* Begin *

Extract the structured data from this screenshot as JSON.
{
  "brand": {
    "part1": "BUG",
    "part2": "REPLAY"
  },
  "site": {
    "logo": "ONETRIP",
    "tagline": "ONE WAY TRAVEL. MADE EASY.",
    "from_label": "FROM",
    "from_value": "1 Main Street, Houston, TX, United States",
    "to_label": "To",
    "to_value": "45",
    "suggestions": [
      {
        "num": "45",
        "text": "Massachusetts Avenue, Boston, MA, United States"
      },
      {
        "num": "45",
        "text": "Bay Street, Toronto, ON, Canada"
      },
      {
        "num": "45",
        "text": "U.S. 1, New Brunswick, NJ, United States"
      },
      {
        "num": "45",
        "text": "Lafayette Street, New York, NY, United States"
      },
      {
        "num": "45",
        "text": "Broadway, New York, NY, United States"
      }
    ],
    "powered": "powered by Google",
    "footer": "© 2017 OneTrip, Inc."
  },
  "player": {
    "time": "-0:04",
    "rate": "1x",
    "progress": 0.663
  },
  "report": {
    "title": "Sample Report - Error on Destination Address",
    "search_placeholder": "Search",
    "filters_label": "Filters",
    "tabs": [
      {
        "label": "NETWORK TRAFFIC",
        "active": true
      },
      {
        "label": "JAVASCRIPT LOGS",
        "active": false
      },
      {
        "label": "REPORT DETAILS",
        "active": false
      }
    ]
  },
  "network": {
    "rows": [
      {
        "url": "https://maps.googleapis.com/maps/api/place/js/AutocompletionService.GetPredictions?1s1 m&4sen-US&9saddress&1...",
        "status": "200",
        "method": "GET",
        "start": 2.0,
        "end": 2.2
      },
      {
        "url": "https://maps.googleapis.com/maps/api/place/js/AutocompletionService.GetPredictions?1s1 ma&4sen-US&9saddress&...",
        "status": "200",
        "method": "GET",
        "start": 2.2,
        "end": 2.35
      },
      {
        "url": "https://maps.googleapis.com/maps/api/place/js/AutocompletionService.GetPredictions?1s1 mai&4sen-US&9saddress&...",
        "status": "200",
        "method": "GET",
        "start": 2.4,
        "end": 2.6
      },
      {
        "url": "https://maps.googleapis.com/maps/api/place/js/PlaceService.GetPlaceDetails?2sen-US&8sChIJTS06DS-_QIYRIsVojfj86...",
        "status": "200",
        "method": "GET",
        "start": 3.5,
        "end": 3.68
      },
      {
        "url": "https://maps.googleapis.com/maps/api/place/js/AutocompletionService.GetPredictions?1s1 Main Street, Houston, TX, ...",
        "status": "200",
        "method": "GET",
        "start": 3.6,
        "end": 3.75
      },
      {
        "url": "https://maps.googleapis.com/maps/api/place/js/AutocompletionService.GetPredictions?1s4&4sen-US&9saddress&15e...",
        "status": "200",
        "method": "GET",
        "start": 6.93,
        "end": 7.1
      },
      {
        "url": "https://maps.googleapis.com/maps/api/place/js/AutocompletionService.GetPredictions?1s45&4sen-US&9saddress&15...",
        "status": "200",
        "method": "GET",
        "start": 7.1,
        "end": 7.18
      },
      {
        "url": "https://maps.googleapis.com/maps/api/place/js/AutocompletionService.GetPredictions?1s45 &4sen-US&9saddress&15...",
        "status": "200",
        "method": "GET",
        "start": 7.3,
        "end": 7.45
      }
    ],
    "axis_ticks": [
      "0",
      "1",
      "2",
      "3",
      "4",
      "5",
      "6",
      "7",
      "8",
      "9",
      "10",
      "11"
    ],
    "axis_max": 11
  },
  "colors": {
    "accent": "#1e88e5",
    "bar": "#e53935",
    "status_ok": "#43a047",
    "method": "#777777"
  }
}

* End *

» Exercise description: All of the data needs to be reproduced exactly, with no line missing.

» Finished exercise:
Extract the structured data from this screenshot as JSON.
{
  "brand": {
    "part1": "BUG",
    "part2": "REPLAY"
  },
  "site": {
    "logo": "ONETRIP",
    "tagline": "ONE WAY TRAVEL. MADE EASY.",
    "from_label": "FROM",
    "from_value": "1 Main Street, Houston, TX, United States",
    "to_label": "To",
    "to_value": "45",
    "suggestions": [
      {
        "num": "45",
        "text": "Massachusetts Avenue, Boston, MA, United States"
      },
      {
        "num": "45",
        "text": "Bay Street, Toronto, ON, Canada"
      },
      {
        "num": "45",
        "text": "U.S. 1, New Brunswick, NJ, United States"
      },
      {
        "num": "45",
        "text": "Lafayette Street, New York, NY, United States"
      },
      {
        "num": "45",
        "text": "Broadway, New York, NY, United States"
      }
    ],
    "powered": "powered by Google",
    "footer": "© 2017 OneTrip, Inc."
  },
  "player": {
    "time": "-0:04",
    "rate": "1x",
    "progress": 0.663
  },
  "report": {
    "title": "Sample Report - Error on Destination Address",
    "search_placeholder": "Search",
    "filters_label": "Filters",
    "tabs": [
      {
        "label": "NETWORK TRAFFIC",
        "active": true
      },
      {
        "label": "JAVASCRIPT LOGS",
        "active": false
      },
      {
        "label": "REPORT DETAILS",
        "active": false
      }
    ]
  },
  "network": {
    "rows": [
      {
        "url": "https://maps.googleapis.com/maps/api/place/js/AutocompletionService.GetPredictions?1s1 m&4sen-US&9saddress&1...",
        "status": "200",
        "method": "GET",
        "start": 2.0,
        "end": 2.2
      },
      {
        "url": "https://maps.googleapis.com/maps/api/place/js/AutocompletionService.GetPredictions?1s1 ma&4sen-US&9saddress&...",
        "status": "200",
        "method": "GET",
        "start": 2.2,
        "end": 2.35
      },
      {
        "url": "https://maps.googleapis.com/maps/api/place/js/AutocompletionService.GetPredictions?1s1 mai&4sen-US&9saddress&...",
        "status": "200",
        "method": "GET",
        "start": 2.4,
        "end": 2.6
      },
      {
        "url": "https://maps.googleapis.com/maps/api/place/js/PlaceService.GetPlaceDetails?2sen-US&8sChIJTS06DS-_QIYRIsVojfj86...",
        "status": "200",
        "method": "GET",
        "start": 3.5,
        "end": 3.68
      },
      {
        "url": "https://maps.googleapis.com/maps/api/place/js/AutocompletionService.GetPredictions?1s1 Main Street, Houston, TX, ...",
        "status": "200",
        "method": "GET",
        "start": 3.6,
        "end": 3.75
      },
      {
        "url": "https://maps.googleapis.com/maps/api/place/js/AutocompletionService.GetPredictions?1s4&4sen-US&9saddress&15e...",
        "status": "200",
        "method": "GET",
        "start": 6.93,
        "end": 7.1
      },
      {
        "url": "https://maps.googleapis.com/maps/api/place/js/AutocompletionService.GetPredictions?1s45&4sen-US&9saddress&15...",
        "status": "200",
        "method": "GET",
        "start": 7.1,
        "end": 7.18
      },
      {
        "url": "https://maps.googleapis.com/maps/api/place/js/AutocompletionService.GetPredictions?1s45 &4sen-US&9saddress&15...",
        "status": "200",
        "method": "GET",
        "start": 7.3,
        "end": 7.45
      }
    ],
    "axis_ticks": [
      "0",
      "1",
      "2",
      "3",
      "4",
      "5",
      "6",
      "7",
      "8",
      "9",
      "10",
      "11"
    ],
    "axis_max": 11
  },
  "colors": {
    "accent": "#1e88e5",
    "bar": "#e53935",
    "status_ok": "#43a047",
    "method": "#777777"
  }
}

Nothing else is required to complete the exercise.